** Begin Supplied information **
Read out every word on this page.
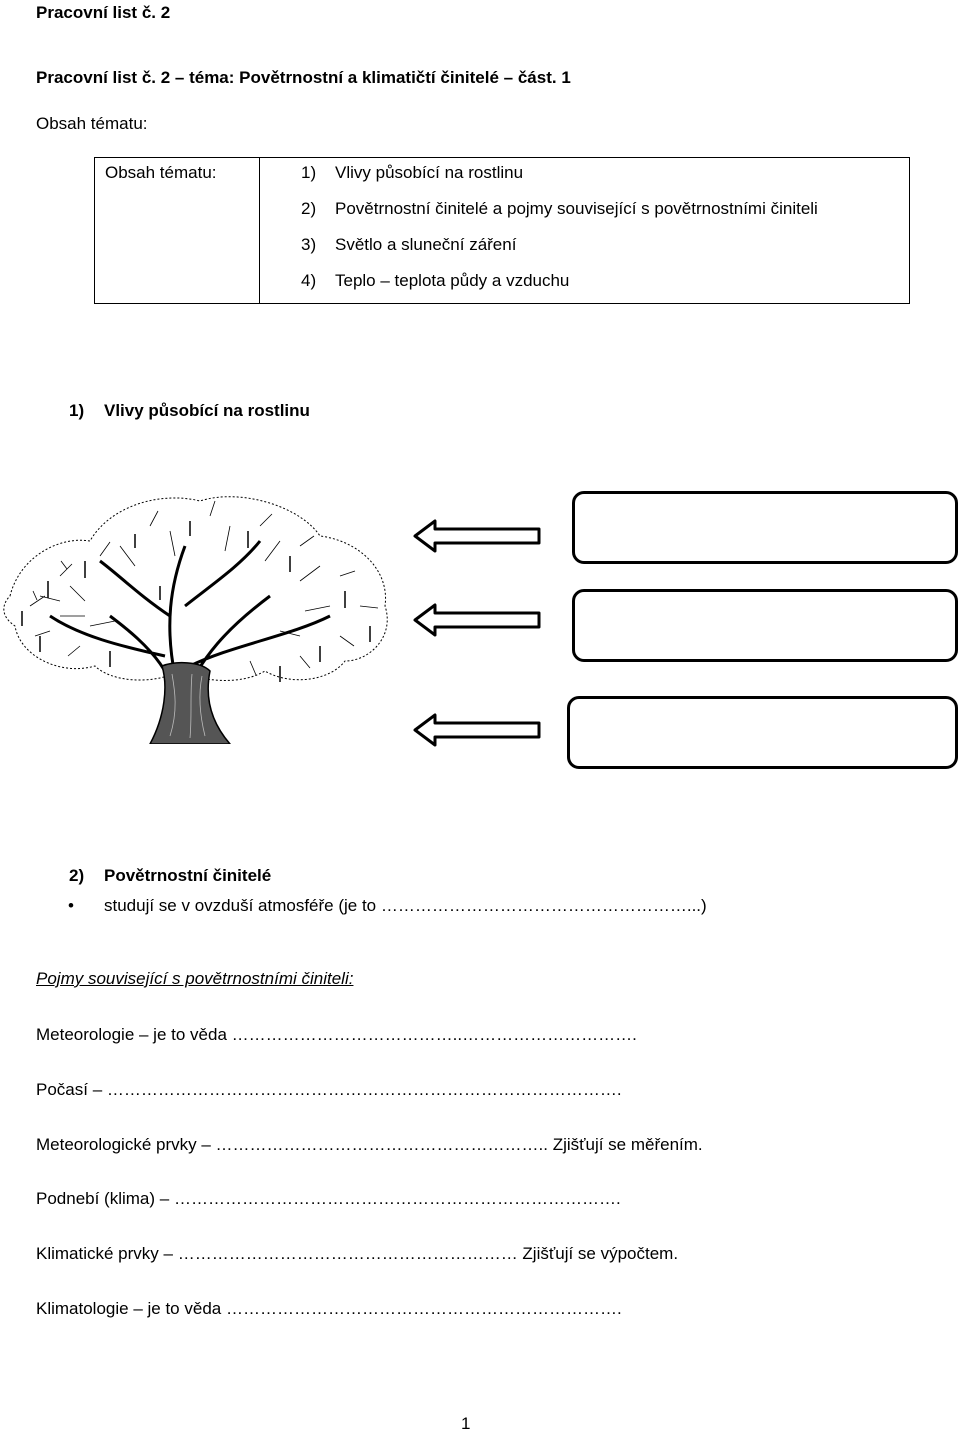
Pracovní list č. 2
Pracovní list č. 2 – téma: Povětrnostní a klimatičtí činitelé – část. 1
Obsah tématu:
Obsah tématu:	1) Vlivy působící na rostlinu
2) Povětrnostní činitelé a pojmy související s povětrnostními činiteli
3) Světlo a sluneční záření
4) Teplo – teplota půdy a vzduchu
1) Vlivy působící na rostlinu
2) Povětrnostní činitelé
• studují se v ovzduší atmosféře (je to ………………………………………………...)
Pojmy související s povětrnostními činiteli:
Meteorologie – je to věda …………………………………..………………………….
Počasí – ……………………………………………………………………………….
Meteorologické prvky – ………………………………………………….. Zjišťují se měřením.
Podnebí (klima) – …………………………………………………………………….
Klimatické prvky – …………………………………………………… Zjišťují se výpočtem.
Klimatologie – je to věda …………………………………………………………….
1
** End Supplied information **
Repeat all the data as it stands, dropping any images it holds.

Exercise result:
Read out every word on this page.
Pracovní list č. 2
Pracovní list č. 2 – téma: Povětrnostní a klimatičtí činitelé – část. 1
Obsah tématu:
Obsah tématu:	1) Vlivy působící na rostlinu
2) Povětrnostní činitelé a pojmy související s povětrnostními činiteli
3) Světlo a sluneční záření
4) Teplo – teplota půdy a vzduchu
1) Vlivy působící na rostlinu
2) Povětrnostní činitelé
• studují se v ovzduší atmosféře (je to ………………………………………………...)
Pojmy související s povětrnostními činiteli:
Meteorologie – je to věda …………………………………..………………………….
Počasí – ……………………………………………………………………………….
Meteorologické prvky – ………………………………………………….. Zjišťují se měřením.
Podnebí (klima) – …………………………………………………………………….
Klimatické prvky – …………………………………………………… Zjišťují se výpočtem.
Klimatologie – je to věda …………………………………………………………….
1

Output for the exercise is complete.